SET PROBLEM
State the number of lines that hold the string "shown", with nothing added.

LISTED RECORDS
** BEGIN **

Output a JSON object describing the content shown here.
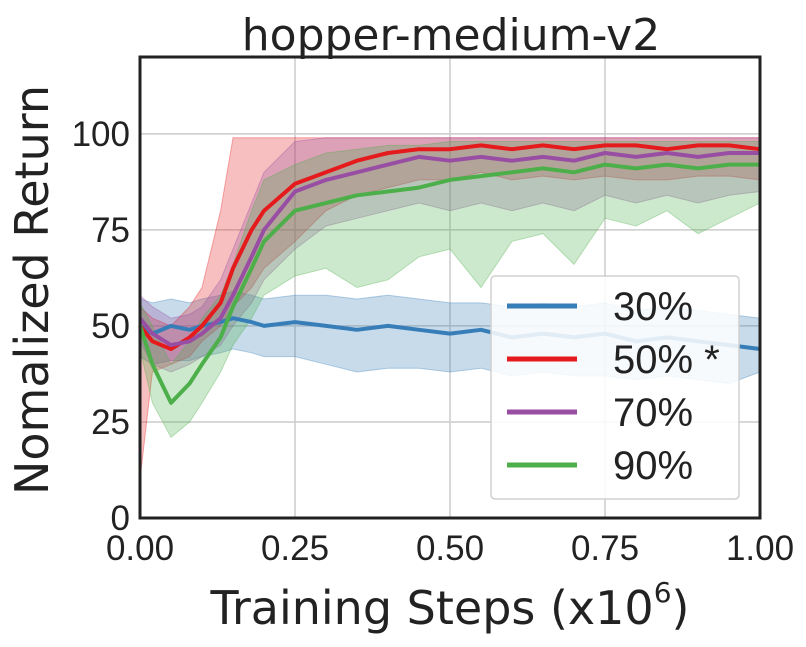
{
  "chart_data": {
    "type": "line",
    "title": "hopper-medium-v2",
    "xlabel": "Training Steps (x10",
    "xlabel_exponent": "6",
    "xlabel_suffix": ")",
    "ylabel": "Nomalized Return",
    "xlim": [
      0,
      1.0
    ],
    "ylim": [
      0,
      120
    ],
    "xticks": [
      0.0,
      0.25,
      0.5,
      0.75,
      1.0
    ],
    "xtick_labels": [
      "0.00",
      "0.25",
      "0.50",
      "0.75",
      "1.00"
    ],
    "yticks": [
      0,
      25,
      50,
      75,
      100
    ],
    "ytick_labels": [
      "0",
      "25",
      "50",
      "75",
      "100"
    ],
    "grid": true,
    "legend_position": "lower-right",
    "series": [
      {
        "name": "30%",
        "color": "#377eb8",
        "x": [
          0,
          0.02,
          0.05,
          0.08,
          0.1,
          0.13,
          0.15,
          0.18,
          0.2,
          0.25,
          0.3,
          0.35,
          0.4,
          0.45,
          0.5,
          0.55,
          0.6,
          0.65,
          0.7,
          0.75,
          0.8,
          0.85,
          0.9,
          0.95,
          1.0
        ],
        "mean": [
          50,
          48,
          50,
          49,
          50,
          51,
          52,
          51,
          50,
          51,
          50,
          49,
          50,
          49,
          48,
          49,
          47,
          48,
          47,
          48,
          46,
          47,
          46,
          45,
          44
        ],
        "low": [
          42,
          40,
          41,
          41,
          42,
          43,
          44,
          43,
          42,
          42,
          40,
          38,
          39,
          39,
          38,
          39,
          37,
          38,
          37,
          37,
          36,
          37,
          36,
          35,
          38
        ],
        "high": [
          57,
          56,
          57,
          56,
          57,
          58,
          59,
          58,
          57,
          58,
          58,
          57,
          58,
          57,
          56,
          56,
          55,
          56,
          55,
          56,
          54,
          55,
          54,
          53,
          52
        ]
      },
      {
        "name": "50% *",
        "color": "#e41a1c",
        "x": [
          0,
          0.02,
          0.05,
          0.08,
          0.1,
          0.13,
          0.15,
          0.18,
          0.2,
          0.25,
          0.3,
          0.35,
          0.4,
          0.45,
          0.5,
          0.55,
          0.6,
          0.65,
          0.7,
          0.75,
          0.8,
          0.85,
          0.9,
          0.95,
          1.0
        ],
        "mean": [
          50,
          46,
          44,
          47,
          50,
          56,
          65,
          75,
          80,
          87,
          90,
          93,
          95,
          96,
          96,
          97,
          96,
          97,
          96,
          97,
          97,
          96,
          97,
          97,
          96
        ],
        "low": [
          10,
          38,
          40,
          42,
          46,
          50,
          55,
          60,
          65,
          72,
          80,
          84,
          86,
          88,
          88,
          90,
          88,
          89,
          88,
          89,
          88,
          88,
          89,
          89,
          88
        ],
        "high": [
          55,
          52,
          50,
          55,
          60,
          80,
          99,
          99,
          99,
          99,
          99,
          99,
          99,
          99,
          99,
          99,
          99,
          99,
          99,
          99,
          99,
          99,
          99,
          99,
          99
        ]
      },
      {
        "name": "70%",
        "color": "#984ea3",
        "x": [
          0,
          0.02,
          0.05,
          0.08,
          0.1,
          0.13,
          0.15,
          0.18,
          0.2,
          0.25,
          0.3,
          0.35,
          0.4,
          0.45,
          0.5,
          0.55,
          0.6,
          0.65,
          0.7,
          0.75,
          0.8,
          0.85,
          0.9,
          0.95,
          1.0
        ],
        "mean": [
          52,
          48,
          45,
          46,
          48,
          52,
          58,
          68,
          75,
          85,
          88,
          90,
          92,
          94,
          93,
          94,
          93,
          94,
          93,
          95,
          94,
          95,
          94,
          95,
          95
        ],
        "low": [
          46,
          40,
          38,
          40,
          42,
          45,
          50,
          56,
          62,
          70,
          76,
          78,
          80,
          82,
          80,
          82,
          80,
          82,
          80,
          84,
          82,
          84,
          82,
          84,
          85
        ],
        "high": [
          58,
          55,
          52,
          53,
          55,
          62,
          70,
          82,
          90,
          98,
          99,
          99,
          99,
          99,
          99,
          99,
          99,
          99,
          99,
          99,
          99,
          99,
          99,
          99,
          99
        ]
      },
      {
        "name": "90%",
        "color": "#4daf4a",
        "x": [
          0,
          0.02,
          0.05,
          0.08,
          0.1,
          0.13,
          0.15,
          0.18,
          0.2,
          0.25,
          0.3,
          0.35,
          0.4,
          0.45,
          0.5,
          0.55,
          0.6,
          0.65,
          0.7,
          0.75,
          0.8,
          0.85,
          0.9,
          0.95,
          1.0
        ],
        "mean": [
          50,
          40,
          30,
          35,
          40,
          47,
          55,
          65,
          72,
          80,
          82,
          84,
          85,
          86,
          88,
          89,
          90,
          91,
          90,
          92,
          91,
          92,
          91,
          92,
          92
        ],
        "low": [
          44,
          30,
          21,
          25,
          30,
          38,
          45,
          52,
          58,
          63,
          65,
          60,
          62,
          68,
          70,
          60,
          72,
          74,
          66,
          78,
          76,
          80,
          74,
          78,
          82
        ],
        "high": [
          56,
          50,
          40,
          46,
          52,
          58,
          66,
          80,
          88,
          92,
          95,
          96,
          97,
          97,
          98,
          98,
          98,
          98,
          98,
          98,
          98,
          98,
          98,
          98,
          98
        ]
      }
    ]
  }
}
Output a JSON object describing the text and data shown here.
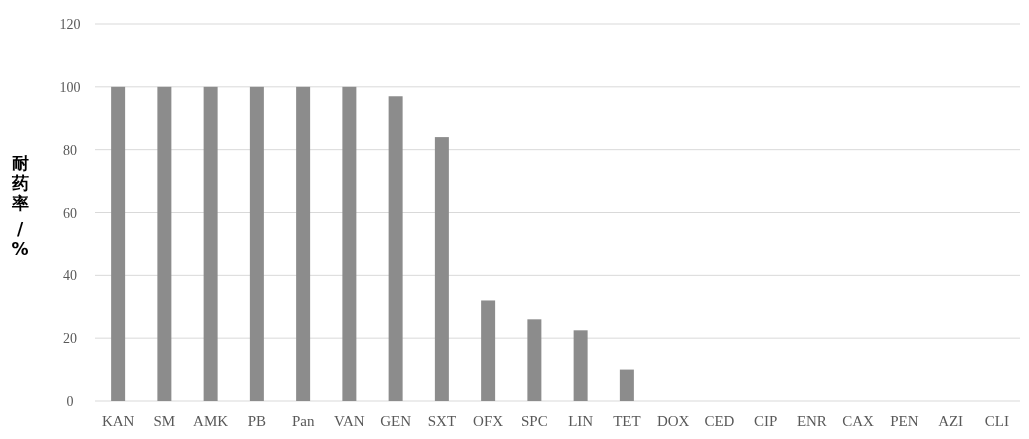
{
  "chart_data": {
    "type": "bar",
    "ylabel": "耐药率 /%",
    "categories": [
      "KAN",
      "SM",
      "AMK",
      "PB",
      "Pan",
      "VAN",
      "GEN",
      "SXT",
      "OFX",
      "SPC",
      "LIN",
      "TET",
      "DOX",
      "CED",
      "CIP",
      "ENR",
      "CAX",
      "PEN",
      "AZI",
      "CLI"
    ],
    "values": [
      100,
      100,
      100,
      100,
      100,
      100,
      97,
      84,
      32,
      26,
      22.5,
      10,
      0,
      0,
      0,
      0,
      0,
      0,
      0,
      0
    ],
    "color": "#8c8c8c",
    "ylim": [
      0,
      120
    ],
    "yticks": [
      0,
      20,
      40,
      60,
      80,
      100,
      120
    ],
    "grid": "y"
  }
}
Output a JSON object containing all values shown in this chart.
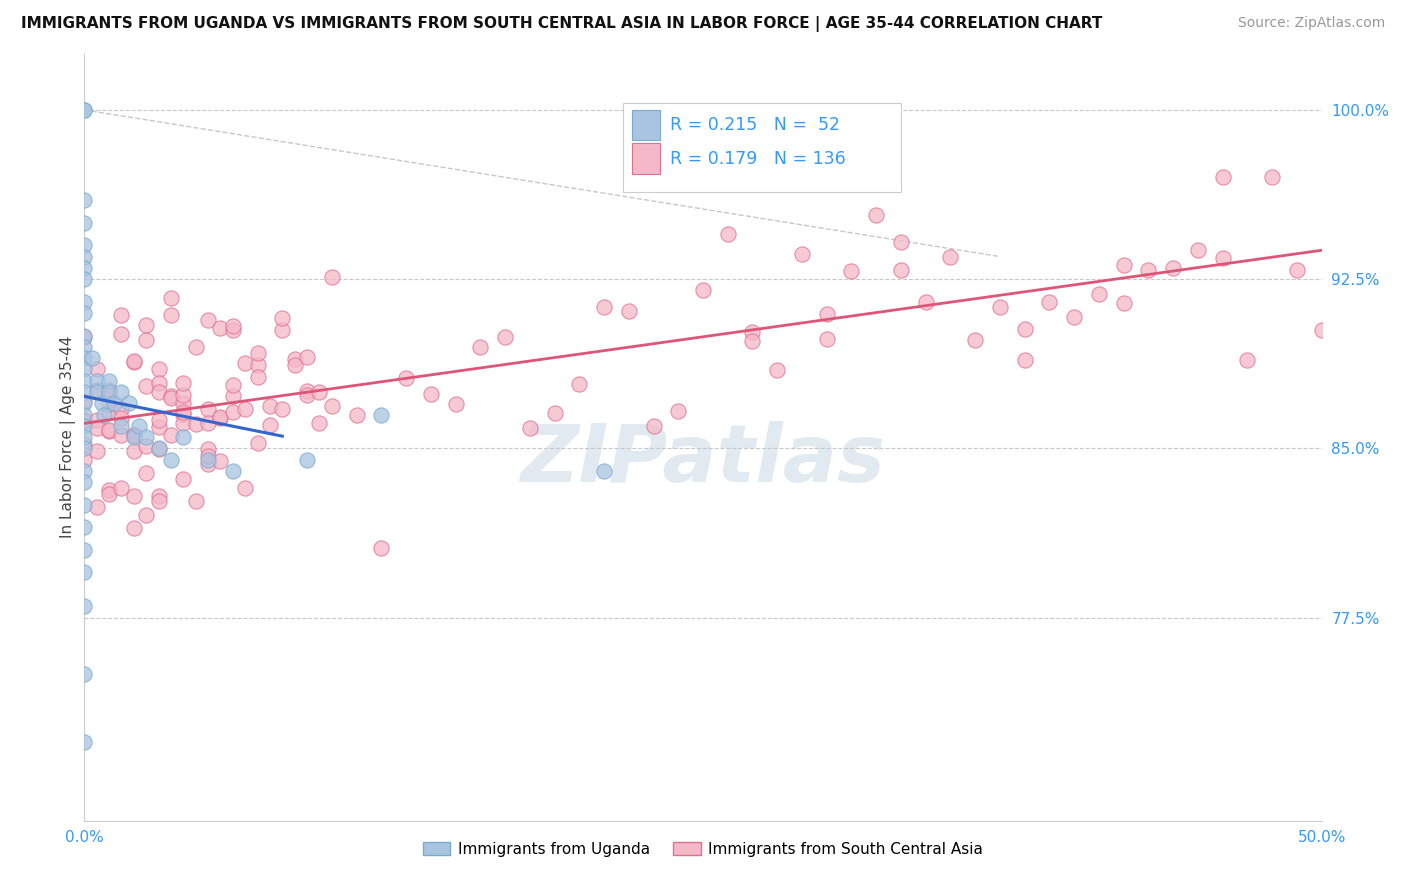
{
  "title": "IMMIGRANTS FROM UGANDA VS IMMIGRANTS FROM SOUTH CENTRAL ASIA IN LABOR FORCE | AGE 35-44 CORRELATION CHART",
  "source": "Source: ZipAtlas.com",
  "ylabel": "In Labor Force | Age 35-44",
  "xlim": [
    0.0,
    0.5
  ],
  "ylim": [
    0.685,
    1.025
  ],
  "xticks": [
    0.0,
    0.05,
    0.1,
    0.15,
    0.2,
    0.25,
    0.3,
    0.35,
    0.4,
    0.45,
    0.5
  ],
  "yticks": [
    0.775,
    0.85,
    0.925,
    1.0
  ],
  "uganda_color": "#a8c4e0",
  "uganda_edge": "#7aaad0",
  "sca_color": "#f4b8c8",
  "sca_edge": "#e07090",
  "uganda_R": 0.215,
  "uganda_N": 52,
  "sca_R": 0.179,
  "sca_N": 136,
  "legend_color": "#3399ff",
  "watermark": "ZIPatlas",
  "background_color": "#ffffff",
  "grid_color": "#bbbbbb",
  "trend_blue": "#3366cc",
  "trend_pink": "#dd5577",
  "ref_line_color": "#aaaaaa",
  "title_fontsize": 11,
  "source_fontsize": 10,
  "tick_fontsize": 11,
  "ylabel_fontsize": 11
}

** END **

THE SOLUTION
3